▶ **Short task**
Answer with nothing but the number of lines that include the word "sgRNA".

-- start Material for this task --

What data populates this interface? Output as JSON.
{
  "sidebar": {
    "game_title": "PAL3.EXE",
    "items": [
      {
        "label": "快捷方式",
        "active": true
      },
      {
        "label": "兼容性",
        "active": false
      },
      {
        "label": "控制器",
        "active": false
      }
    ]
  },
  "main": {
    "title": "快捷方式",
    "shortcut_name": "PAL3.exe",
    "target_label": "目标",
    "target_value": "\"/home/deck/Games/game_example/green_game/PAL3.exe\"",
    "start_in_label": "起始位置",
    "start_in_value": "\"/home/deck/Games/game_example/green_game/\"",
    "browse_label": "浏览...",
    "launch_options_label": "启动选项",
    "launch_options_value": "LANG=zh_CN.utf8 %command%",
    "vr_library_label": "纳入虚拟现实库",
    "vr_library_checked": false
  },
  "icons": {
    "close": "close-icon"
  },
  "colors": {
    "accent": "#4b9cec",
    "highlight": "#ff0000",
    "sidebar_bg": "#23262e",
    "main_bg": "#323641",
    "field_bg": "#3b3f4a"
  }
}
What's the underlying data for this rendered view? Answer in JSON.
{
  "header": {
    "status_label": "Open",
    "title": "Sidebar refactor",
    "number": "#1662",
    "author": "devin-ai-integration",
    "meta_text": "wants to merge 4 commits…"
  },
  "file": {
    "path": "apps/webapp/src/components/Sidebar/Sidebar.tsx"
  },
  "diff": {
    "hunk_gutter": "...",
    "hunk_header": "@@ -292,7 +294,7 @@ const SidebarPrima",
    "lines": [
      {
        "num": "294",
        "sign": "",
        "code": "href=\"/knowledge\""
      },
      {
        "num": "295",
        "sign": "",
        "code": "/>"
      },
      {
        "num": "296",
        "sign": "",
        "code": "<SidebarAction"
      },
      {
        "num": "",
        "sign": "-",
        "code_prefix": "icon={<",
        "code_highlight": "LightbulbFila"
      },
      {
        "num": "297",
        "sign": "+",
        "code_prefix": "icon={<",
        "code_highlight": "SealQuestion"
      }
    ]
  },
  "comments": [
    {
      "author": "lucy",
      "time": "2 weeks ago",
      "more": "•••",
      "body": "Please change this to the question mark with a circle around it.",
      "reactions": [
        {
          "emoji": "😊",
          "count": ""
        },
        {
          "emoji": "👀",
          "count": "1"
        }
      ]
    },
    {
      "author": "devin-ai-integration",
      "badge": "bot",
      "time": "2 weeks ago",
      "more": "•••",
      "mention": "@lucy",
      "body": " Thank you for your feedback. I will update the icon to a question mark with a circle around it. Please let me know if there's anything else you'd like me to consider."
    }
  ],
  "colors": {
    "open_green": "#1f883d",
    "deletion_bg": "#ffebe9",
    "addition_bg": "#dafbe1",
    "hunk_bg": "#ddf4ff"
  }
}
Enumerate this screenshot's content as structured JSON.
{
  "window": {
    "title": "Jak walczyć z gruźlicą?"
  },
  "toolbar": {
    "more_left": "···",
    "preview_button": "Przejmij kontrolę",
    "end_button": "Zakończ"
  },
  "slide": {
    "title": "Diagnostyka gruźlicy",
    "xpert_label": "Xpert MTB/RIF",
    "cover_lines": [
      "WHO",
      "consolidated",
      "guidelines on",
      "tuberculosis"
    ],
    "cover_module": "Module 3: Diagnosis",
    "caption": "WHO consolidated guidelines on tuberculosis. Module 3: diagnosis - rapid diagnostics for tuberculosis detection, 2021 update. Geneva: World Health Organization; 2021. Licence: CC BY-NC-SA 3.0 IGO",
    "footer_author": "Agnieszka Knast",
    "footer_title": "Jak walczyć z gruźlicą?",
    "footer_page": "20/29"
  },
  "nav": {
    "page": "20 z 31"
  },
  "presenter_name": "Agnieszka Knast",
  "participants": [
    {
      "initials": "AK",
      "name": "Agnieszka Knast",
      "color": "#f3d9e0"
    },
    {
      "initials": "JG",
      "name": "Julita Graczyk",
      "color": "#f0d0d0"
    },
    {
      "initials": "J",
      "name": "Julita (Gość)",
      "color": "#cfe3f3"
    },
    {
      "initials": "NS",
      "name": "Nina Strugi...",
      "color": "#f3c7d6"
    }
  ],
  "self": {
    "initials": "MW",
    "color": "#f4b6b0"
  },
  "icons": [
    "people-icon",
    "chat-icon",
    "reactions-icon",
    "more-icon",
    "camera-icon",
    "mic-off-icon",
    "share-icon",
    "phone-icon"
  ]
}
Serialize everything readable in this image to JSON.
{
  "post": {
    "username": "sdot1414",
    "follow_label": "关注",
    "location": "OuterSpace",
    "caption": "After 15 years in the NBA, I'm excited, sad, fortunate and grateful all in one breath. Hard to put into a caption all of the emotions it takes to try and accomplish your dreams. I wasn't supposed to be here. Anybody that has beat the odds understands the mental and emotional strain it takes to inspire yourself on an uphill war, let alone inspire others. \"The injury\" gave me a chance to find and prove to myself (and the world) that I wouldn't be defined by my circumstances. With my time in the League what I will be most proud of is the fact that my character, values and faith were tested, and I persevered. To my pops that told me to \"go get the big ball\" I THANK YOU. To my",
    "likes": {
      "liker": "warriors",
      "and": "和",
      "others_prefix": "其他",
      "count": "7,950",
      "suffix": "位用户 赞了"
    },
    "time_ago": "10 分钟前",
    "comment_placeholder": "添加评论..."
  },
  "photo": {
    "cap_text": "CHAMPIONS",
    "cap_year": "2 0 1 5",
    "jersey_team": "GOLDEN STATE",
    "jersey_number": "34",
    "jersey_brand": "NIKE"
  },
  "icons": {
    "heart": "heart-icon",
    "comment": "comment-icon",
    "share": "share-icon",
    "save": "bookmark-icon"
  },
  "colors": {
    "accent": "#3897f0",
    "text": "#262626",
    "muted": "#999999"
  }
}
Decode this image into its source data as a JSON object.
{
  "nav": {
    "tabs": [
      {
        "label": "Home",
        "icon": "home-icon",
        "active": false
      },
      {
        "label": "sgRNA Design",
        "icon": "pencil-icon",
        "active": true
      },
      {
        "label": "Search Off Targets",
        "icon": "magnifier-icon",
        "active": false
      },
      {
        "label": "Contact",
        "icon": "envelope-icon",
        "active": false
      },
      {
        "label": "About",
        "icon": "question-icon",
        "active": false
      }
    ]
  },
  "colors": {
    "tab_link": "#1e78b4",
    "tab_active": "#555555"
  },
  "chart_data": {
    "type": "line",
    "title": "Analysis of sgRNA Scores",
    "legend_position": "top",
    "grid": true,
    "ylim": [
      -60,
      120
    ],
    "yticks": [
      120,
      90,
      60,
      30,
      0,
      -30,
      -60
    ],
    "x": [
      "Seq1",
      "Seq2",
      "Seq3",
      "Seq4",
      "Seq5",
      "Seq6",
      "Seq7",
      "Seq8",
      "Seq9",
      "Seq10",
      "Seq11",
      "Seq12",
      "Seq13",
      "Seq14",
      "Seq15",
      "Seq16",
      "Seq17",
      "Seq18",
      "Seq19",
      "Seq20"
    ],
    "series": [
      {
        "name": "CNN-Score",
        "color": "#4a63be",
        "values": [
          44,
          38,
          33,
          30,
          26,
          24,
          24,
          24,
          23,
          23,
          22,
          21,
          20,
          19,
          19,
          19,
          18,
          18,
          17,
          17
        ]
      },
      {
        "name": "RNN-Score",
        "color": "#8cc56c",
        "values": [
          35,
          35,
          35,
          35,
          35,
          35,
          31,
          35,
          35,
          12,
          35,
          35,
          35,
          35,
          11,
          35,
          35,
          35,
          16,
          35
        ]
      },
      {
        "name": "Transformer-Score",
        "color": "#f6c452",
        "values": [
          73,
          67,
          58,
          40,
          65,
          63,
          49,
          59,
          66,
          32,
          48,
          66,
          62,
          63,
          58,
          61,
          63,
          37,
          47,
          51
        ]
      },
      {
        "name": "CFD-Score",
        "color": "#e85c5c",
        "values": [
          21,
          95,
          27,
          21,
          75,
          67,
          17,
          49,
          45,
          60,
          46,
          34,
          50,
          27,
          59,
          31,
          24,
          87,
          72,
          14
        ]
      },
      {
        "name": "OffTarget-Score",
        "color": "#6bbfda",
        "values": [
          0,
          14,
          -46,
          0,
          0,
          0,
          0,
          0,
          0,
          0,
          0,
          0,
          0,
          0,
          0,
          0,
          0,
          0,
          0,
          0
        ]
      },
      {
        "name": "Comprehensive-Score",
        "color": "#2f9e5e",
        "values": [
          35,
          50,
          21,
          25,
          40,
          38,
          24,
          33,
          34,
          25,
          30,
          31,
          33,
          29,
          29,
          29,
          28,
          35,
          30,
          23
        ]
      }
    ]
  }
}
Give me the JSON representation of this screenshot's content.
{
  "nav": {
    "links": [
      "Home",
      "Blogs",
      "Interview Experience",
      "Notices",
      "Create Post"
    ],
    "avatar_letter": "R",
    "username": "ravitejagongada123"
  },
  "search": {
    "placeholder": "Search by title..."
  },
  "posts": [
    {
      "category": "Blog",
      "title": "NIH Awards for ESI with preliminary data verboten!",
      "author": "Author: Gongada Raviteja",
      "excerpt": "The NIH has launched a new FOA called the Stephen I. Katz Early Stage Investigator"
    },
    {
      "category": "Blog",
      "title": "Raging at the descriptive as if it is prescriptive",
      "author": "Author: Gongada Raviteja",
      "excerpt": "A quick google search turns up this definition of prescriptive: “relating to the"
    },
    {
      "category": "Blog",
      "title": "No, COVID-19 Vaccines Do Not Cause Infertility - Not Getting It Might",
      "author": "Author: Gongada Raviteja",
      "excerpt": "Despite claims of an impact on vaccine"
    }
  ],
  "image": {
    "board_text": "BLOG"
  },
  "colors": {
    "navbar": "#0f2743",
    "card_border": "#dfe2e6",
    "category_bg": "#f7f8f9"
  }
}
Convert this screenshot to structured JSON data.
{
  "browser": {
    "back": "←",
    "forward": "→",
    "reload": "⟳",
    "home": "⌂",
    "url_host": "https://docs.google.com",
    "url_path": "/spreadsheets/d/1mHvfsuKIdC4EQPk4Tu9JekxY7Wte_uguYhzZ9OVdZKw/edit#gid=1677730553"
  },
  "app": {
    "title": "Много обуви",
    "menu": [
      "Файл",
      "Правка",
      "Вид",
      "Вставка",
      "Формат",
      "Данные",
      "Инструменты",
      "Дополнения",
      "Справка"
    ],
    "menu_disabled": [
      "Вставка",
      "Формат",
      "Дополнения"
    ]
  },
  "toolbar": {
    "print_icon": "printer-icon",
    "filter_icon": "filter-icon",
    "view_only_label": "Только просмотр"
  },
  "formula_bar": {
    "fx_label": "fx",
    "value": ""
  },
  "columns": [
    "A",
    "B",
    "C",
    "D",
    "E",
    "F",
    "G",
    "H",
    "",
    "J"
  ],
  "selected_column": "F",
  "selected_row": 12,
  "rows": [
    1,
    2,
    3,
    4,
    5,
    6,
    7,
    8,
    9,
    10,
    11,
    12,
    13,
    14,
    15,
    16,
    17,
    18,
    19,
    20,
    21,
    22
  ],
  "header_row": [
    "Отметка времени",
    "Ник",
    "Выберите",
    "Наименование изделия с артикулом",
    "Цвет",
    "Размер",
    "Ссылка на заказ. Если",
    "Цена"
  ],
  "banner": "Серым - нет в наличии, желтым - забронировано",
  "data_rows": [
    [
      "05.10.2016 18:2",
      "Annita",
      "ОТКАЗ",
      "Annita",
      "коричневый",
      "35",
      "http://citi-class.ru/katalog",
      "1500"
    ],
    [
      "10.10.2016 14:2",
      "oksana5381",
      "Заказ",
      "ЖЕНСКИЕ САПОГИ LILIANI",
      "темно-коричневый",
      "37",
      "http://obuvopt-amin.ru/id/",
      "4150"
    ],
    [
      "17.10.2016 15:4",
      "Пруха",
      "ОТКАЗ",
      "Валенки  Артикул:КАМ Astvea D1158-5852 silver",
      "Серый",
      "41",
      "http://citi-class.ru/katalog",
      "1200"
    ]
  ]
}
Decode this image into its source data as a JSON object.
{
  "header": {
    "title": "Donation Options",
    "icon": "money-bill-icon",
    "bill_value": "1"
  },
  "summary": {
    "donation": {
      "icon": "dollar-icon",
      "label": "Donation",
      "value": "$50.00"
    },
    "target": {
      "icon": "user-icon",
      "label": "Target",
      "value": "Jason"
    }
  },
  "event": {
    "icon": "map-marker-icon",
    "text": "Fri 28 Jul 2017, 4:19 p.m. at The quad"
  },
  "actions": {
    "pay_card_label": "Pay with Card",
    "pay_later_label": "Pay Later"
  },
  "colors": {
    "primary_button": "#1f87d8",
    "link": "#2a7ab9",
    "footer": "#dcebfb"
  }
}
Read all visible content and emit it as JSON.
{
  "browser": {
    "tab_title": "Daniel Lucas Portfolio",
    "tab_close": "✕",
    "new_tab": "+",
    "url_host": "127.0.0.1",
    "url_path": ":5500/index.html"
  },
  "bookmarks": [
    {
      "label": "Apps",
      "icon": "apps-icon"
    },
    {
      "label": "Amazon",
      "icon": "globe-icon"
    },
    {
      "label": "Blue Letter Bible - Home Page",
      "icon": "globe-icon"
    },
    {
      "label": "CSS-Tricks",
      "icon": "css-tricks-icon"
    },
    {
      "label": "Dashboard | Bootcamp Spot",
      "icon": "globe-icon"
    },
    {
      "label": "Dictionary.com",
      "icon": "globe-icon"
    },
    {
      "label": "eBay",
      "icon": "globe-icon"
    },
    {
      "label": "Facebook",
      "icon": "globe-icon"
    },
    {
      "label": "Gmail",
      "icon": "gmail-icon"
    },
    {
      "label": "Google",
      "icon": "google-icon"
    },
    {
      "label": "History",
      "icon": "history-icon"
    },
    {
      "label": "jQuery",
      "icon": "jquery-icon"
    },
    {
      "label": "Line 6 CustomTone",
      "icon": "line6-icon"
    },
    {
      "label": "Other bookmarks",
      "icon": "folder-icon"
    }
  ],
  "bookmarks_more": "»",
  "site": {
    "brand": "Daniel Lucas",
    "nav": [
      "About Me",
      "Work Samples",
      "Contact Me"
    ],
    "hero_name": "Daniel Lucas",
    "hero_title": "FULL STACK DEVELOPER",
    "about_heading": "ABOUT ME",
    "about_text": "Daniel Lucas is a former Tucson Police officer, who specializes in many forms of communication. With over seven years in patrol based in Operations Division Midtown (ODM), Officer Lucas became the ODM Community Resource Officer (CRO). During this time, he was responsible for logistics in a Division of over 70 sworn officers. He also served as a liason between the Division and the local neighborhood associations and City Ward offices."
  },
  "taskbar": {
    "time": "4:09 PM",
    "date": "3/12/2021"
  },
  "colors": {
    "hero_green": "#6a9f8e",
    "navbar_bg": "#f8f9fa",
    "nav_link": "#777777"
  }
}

-- end Material for this task --

▶ **Answer to the problem**
2